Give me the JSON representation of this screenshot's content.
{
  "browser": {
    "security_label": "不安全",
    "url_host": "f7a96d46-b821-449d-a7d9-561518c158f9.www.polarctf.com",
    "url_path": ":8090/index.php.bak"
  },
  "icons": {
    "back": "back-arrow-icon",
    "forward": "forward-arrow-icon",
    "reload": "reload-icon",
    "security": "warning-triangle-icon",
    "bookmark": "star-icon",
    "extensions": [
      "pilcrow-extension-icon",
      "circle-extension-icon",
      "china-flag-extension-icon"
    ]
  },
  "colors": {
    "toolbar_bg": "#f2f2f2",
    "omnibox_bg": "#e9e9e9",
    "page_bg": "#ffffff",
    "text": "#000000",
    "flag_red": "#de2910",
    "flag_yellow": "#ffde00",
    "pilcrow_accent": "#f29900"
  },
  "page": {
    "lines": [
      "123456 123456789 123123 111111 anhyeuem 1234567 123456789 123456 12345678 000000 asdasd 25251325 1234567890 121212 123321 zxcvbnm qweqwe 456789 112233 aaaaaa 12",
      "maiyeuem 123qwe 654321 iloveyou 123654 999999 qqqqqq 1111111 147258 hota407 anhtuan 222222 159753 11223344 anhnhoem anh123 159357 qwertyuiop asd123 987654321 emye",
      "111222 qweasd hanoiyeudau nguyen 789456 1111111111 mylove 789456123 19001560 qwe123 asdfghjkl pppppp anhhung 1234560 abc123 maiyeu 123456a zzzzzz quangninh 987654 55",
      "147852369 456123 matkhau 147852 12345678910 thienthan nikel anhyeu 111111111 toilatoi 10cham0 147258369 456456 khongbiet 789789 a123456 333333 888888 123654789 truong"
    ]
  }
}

--------

AIM OF THE EXERCISE:
Type out the entries again, word for word.

SOLUTION:
Give me the JSON representation of this screenshot's content.
{
  "browser": {
    "security_label": "不安全",
    "url_host": "f7a96d46-b821-449d-a7d9-561518c158f9.www.polarctf.com",
    "url_path": ":8090/index.php.bak"
  },
  "icons": {
    "back": "back-arrow-icon",
    "forward": "forward-arrow-icon",
    "reload": "reload-icon",
    "security": "warning-triangle-icon",
    "bookmark": "star-icon",
    "extensions": [
      "pilcrow-extension-icon",
      "circle-extension-icon",
      "china-flag-extension-icon"
    ]
  },
  "colors": {
    "toolbar_bg": "#f2f2f2",
    "omnibox_bg": "#e9e9e9",
    "page_bg": "#ffffff",
    "text": "#000000",
    "flag_red": "#de2910",
    "flag_yellow": "#ffde00",
    "pilcrow_accent": "#f29900"
  },
  "page": {
    "lines": [
      "123456 123456789 123123 111111 anhyeuem 1234567 123456789 123456 12345678 000000 asdasd 25251325 1234567890 121212 123321 zxcvbnm qweqwe 456789 112233 aaaaaa 12",
      "maiyeuem 123qwe 654321 iloveyou 123654 999999 qqqqqq 1111111 147258 hota407 anhtuan 222222 159753 11223344 anhnhoem anh123 159357 qwertyuiop asd123 987654321 emye",
      "111222 qweasd hanoiyeudau nguyen 789456 1111111111 mylove 789456123 19001560 qwe123 asdfghjkl pppppp anhhung 1234560 abc123 maiyeu 123456a zzzzzz quangninh 987654 55",
      "147852369 456123 matkhau 147852 12345678910 thienthan nikel anhyeu 111111111 toilatoi 10cham0 147258369 456456 khongbiet 789789 a123456 333333 888888 123654789 truong"
    ]
  }
}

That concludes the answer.